_MATERIAL PROVIDED_
Start
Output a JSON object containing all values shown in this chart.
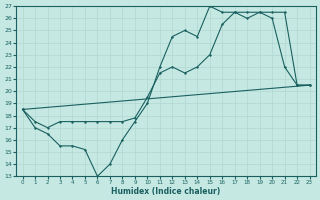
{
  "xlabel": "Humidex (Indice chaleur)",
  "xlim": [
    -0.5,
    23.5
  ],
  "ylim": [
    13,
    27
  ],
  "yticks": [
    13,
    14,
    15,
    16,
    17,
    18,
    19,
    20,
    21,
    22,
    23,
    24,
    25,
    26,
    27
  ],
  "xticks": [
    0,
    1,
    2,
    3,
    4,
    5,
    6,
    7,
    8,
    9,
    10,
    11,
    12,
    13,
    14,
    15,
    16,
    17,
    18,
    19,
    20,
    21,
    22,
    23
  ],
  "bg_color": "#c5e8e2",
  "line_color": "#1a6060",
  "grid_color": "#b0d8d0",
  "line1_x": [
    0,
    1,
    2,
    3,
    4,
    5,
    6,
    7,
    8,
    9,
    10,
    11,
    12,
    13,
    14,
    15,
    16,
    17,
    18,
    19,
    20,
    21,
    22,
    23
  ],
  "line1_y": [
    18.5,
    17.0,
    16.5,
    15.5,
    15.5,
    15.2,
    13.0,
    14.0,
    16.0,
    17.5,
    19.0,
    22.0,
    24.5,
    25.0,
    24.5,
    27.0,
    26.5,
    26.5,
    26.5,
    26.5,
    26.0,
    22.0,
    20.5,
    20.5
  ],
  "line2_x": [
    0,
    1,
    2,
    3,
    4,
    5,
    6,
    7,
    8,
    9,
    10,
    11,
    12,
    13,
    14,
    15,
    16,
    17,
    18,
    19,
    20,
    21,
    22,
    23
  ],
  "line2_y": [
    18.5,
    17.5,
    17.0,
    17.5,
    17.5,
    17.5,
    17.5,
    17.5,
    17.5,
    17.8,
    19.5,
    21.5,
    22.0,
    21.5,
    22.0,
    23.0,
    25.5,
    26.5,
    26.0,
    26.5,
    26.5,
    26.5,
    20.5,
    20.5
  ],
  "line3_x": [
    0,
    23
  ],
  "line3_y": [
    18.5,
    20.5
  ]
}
End
Start
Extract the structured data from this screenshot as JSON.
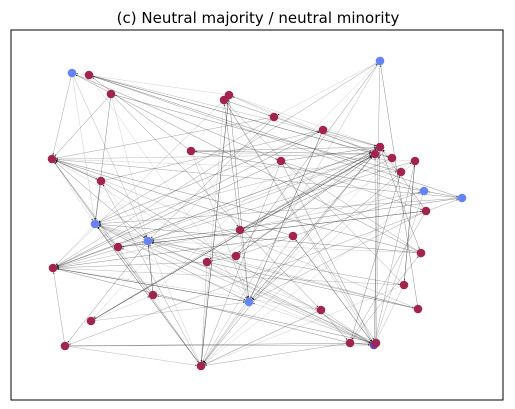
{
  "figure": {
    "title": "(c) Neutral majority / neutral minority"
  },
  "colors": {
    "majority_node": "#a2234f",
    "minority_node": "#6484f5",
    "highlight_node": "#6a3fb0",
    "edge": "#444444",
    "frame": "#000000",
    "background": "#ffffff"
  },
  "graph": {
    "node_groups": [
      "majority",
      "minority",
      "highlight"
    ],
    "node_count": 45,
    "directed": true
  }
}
End
Start
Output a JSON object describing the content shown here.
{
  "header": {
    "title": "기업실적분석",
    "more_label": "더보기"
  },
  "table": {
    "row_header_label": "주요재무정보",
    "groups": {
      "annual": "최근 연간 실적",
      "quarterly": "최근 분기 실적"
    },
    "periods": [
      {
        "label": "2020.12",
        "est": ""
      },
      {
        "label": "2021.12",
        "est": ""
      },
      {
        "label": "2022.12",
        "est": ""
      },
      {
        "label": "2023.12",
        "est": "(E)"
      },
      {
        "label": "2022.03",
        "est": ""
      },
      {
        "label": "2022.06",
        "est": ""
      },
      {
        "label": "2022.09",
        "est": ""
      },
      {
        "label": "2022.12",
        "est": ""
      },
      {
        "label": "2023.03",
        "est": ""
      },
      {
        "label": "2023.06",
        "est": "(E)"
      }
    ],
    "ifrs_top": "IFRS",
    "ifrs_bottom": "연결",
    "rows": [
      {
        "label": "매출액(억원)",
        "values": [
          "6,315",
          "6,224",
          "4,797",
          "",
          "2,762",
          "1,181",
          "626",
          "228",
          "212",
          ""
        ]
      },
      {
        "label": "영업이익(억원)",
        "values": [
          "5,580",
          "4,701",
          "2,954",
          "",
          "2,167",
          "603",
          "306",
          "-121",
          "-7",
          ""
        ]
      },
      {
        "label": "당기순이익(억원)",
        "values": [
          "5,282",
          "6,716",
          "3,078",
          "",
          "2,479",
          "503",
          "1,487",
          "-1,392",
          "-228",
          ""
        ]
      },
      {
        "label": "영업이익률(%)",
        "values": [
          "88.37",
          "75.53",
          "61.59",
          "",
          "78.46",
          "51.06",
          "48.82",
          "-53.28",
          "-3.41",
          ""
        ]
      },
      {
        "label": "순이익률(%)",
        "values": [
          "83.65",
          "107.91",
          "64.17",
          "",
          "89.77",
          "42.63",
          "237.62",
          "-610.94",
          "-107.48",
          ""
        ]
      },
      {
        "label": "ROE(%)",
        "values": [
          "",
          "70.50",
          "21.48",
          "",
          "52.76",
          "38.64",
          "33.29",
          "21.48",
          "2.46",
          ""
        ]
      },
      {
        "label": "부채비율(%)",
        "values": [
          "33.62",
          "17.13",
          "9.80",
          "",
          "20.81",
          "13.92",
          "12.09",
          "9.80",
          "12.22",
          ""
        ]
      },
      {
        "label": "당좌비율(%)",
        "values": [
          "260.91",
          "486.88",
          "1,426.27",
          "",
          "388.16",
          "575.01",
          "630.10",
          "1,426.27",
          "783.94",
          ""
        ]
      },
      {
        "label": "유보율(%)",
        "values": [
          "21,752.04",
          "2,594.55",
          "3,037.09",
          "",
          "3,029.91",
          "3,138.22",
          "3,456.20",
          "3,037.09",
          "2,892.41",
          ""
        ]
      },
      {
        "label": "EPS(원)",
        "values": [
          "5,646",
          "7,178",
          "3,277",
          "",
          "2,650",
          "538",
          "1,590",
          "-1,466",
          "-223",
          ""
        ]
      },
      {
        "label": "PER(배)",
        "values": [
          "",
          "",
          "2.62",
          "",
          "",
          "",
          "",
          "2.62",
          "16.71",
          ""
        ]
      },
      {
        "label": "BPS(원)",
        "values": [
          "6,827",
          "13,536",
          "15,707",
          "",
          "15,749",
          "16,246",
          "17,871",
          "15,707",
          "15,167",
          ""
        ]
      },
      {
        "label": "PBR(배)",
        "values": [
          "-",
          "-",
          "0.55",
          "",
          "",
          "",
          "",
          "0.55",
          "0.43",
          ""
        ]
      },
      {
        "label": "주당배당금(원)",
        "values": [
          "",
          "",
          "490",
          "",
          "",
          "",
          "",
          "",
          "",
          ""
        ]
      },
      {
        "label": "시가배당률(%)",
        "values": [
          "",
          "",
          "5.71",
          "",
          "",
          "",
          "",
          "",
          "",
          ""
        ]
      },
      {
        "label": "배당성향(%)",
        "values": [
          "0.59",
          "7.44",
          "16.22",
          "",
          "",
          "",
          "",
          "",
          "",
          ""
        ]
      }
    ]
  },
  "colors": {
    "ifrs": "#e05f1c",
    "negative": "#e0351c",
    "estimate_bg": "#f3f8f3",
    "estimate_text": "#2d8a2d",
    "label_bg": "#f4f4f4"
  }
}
End
_WHAT YOU ARE ASKED TO DO_
Find each line in the records holding the string "this" and show it.

_RESULT OF THE EXERCISE_
Output a JSON object containing all values shown in this chart.
Extract the structured data from this screenshot as JSON.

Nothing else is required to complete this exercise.